:: STATED EXERCISE ::
List each line of the data that holds the string "plug", please.

:: INPUT RECORDS ::

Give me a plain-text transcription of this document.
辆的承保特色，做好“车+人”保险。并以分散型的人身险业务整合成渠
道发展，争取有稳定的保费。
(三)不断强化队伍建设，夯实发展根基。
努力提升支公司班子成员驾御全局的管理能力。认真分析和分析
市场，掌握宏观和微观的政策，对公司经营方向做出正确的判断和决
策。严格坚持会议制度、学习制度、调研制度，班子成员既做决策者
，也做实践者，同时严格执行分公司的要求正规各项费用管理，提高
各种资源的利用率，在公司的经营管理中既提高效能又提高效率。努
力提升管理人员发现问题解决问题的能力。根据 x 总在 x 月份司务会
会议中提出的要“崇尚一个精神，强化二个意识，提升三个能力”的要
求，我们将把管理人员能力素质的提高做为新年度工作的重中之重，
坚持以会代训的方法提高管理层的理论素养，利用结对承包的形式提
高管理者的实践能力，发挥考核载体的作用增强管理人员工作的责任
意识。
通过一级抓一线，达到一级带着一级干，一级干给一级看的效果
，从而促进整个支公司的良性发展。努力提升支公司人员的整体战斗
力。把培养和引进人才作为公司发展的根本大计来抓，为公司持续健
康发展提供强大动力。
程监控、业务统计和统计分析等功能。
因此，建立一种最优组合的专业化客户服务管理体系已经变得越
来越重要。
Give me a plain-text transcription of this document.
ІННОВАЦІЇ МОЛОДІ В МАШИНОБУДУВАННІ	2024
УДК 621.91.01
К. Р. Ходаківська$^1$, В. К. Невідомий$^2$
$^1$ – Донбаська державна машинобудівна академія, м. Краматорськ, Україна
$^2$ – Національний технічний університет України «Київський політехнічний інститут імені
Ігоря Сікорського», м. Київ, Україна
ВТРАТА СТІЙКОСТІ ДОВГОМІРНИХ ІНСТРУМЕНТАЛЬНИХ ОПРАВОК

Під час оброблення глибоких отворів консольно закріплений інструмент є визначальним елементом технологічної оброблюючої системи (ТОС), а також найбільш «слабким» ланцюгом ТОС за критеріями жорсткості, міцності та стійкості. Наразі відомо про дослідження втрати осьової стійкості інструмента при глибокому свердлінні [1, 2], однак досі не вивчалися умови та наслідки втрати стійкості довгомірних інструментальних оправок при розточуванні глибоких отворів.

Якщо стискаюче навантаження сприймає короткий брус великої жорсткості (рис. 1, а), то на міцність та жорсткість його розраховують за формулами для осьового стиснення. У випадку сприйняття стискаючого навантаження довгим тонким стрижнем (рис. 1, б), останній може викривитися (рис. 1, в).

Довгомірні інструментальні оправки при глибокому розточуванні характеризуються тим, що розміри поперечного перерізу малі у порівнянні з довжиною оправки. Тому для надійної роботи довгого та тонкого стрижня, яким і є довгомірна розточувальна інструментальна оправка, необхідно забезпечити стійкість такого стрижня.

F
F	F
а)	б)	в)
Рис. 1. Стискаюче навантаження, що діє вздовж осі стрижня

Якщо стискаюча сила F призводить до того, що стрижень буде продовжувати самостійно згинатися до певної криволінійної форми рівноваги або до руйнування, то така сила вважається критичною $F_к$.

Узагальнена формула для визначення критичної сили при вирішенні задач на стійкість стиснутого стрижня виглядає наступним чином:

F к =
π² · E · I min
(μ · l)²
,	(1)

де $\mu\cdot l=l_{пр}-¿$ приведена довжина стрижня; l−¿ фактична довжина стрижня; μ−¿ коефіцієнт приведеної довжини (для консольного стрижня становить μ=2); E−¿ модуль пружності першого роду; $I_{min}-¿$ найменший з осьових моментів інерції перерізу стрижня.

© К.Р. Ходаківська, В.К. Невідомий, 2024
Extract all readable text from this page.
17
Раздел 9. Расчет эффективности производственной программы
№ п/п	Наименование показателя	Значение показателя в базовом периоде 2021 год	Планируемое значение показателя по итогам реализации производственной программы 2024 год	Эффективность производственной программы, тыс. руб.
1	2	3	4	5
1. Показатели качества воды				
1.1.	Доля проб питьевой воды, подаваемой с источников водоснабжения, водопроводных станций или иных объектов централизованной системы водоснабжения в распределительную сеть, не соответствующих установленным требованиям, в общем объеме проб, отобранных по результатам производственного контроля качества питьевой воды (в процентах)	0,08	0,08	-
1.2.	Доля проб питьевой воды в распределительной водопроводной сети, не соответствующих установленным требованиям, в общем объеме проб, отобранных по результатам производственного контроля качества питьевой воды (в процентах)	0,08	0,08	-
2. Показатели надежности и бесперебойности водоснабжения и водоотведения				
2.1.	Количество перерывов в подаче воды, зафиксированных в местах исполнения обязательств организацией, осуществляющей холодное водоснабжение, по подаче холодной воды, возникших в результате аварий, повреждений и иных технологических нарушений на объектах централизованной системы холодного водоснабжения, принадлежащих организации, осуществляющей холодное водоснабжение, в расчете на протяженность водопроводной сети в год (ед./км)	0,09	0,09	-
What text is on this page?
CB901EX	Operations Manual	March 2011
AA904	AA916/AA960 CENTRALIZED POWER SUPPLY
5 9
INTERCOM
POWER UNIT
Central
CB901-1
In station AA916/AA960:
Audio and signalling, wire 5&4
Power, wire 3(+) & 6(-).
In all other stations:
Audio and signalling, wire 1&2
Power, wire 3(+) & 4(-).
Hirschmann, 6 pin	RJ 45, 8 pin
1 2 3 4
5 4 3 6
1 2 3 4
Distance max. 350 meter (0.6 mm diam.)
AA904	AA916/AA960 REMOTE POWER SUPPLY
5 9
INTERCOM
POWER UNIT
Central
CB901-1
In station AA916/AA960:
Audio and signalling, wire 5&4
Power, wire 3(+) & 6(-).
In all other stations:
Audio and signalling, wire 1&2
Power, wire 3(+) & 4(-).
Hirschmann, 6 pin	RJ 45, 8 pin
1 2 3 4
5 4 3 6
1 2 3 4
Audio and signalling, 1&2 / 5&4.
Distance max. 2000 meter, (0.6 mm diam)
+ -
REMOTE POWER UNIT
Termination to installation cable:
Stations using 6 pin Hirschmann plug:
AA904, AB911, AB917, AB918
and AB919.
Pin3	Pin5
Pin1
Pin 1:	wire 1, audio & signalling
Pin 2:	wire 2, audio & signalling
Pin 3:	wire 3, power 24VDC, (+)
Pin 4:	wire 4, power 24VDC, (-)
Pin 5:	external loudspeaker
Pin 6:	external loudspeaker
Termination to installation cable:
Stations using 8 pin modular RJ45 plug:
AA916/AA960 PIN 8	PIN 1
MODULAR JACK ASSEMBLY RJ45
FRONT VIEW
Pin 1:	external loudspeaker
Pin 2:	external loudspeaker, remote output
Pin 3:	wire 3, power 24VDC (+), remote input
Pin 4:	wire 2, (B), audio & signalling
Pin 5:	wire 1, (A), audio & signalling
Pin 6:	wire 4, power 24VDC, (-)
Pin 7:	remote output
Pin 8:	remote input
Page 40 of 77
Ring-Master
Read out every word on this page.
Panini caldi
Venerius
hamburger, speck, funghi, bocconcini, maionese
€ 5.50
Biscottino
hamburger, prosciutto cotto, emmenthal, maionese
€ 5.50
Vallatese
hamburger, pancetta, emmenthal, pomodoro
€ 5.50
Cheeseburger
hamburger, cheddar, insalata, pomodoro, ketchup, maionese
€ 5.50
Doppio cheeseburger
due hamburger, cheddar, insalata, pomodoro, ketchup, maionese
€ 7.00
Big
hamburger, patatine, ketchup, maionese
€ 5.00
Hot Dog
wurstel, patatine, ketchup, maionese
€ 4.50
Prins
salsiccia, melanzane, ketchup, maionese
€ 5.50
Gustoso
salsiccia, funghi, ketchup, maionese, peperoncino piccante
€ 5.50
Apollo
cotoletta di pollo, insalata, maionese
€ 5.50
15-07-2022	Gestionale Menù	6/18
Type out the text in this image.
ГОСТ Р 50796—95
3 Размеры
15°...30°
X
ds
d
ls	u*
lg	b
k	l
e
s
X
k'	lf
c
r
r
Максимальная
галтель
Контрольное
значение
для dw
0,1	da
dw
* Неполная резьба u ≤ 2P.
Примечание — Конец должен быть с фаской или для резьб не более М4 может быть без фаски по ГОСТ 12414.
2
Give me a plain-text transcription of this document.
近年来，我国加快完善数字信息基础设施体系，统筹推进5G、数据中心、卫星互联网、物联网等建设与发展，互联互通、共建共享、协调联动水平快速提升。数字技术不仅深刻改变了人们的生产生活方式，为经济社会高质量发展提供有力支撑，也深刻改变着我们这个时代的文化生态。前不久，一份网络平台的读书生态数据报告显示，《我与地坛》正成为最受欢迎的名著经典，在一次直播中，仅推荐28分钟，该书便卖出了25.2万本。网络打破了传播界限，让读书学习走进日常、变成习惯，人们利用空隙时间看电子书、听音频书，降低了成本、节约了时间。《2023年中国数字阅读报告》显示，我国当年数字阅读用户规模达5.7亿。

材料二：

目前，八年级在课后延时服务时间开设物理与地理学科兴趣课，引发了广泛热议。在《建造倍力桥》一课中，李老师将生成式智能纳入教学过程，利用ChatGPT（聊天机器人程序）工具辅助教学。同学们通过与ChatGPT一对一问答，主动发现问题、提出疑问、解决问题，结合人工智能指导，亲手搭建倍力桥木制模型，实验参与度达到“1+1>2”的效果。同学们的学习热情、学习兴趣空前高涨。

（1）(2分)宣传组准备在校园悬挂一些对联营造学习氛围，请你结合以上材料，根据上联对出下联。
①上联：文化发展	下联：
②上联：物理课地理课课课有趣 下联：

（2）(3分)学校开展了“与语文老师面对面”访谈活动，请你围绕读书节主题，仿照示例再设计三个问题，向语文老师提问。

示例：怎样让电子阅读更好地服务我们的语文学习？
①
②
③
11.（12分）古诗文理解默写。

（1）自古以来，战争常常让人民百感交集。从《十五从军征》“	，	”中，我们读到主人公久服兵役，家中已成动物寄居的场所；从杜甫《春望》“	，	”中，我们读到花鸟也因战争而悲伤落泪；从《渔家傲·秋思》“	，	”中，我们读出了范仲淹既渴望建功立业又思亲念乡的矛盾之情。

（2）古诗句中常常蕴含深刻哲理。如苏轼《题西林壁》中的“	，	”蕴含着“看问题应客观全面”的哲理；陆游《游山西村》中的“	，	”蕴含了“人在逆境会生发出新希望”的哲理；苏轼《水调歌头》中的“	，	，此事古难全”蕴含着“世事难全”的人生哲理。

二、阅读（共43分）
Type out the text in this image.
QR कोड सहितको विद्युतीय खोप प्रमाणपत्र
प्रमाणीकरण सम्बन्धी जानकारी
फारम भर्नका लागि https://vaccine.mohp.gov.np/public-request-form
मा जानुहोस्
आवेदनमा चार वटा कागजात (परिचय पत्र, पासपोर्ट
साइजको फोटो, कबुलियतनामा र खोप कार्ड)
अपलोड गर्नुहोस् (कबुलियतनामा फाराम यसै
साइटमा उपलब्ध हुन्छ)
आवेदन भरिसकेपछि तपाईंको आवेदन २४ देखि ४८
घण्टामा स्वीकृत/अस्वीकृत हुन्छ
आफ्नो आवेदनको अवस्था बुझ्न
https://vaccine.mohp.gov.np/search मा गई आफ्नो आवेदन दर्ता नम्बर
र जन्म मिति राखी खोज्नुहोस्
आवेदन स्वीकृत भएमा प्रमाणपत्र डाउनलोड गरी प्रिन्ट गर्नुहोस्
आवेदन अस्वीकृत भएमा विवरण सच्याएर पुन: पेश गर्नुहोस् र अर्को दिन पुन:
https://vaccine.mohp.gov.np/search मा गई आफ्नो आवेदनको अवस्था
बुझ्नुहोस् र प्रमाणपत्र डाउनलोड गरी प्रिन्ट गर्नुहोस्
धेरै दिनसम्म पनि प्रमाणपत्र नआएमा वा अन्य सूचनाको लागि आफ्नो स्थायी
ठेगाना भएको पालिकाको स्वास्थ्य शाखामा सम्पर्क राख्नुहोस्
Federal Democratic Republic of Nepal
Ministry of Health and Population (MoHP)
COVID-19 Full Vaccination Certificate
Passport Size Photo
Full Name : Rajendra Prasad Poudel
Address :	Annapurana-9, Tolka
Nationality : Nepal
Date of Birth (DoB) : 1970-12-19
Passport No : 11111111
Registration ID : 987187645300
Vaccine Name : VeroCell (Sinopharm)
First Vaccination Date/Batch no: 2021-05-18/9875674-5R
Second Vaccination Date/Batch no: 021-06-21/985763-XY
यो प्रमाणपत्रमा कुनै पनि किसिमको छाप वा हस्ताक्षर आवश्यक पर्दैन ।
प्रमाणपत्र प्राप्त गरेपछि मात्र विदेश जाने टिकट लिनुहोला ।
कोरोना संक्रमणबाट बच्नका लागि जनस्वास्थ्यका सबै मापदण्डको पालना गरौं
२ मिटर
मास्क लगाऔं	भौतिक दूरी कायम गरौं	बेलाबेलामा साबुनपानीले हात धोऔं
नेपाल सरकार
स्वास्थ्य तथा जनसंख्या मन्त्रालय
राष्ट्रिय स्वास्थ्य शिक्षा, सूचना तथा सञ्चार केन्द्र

:: RESULT OF THE EXERCISE ::
Stations using 6 pin Hirschmann plug:
Stations using 8 pin modular RJ45 plug:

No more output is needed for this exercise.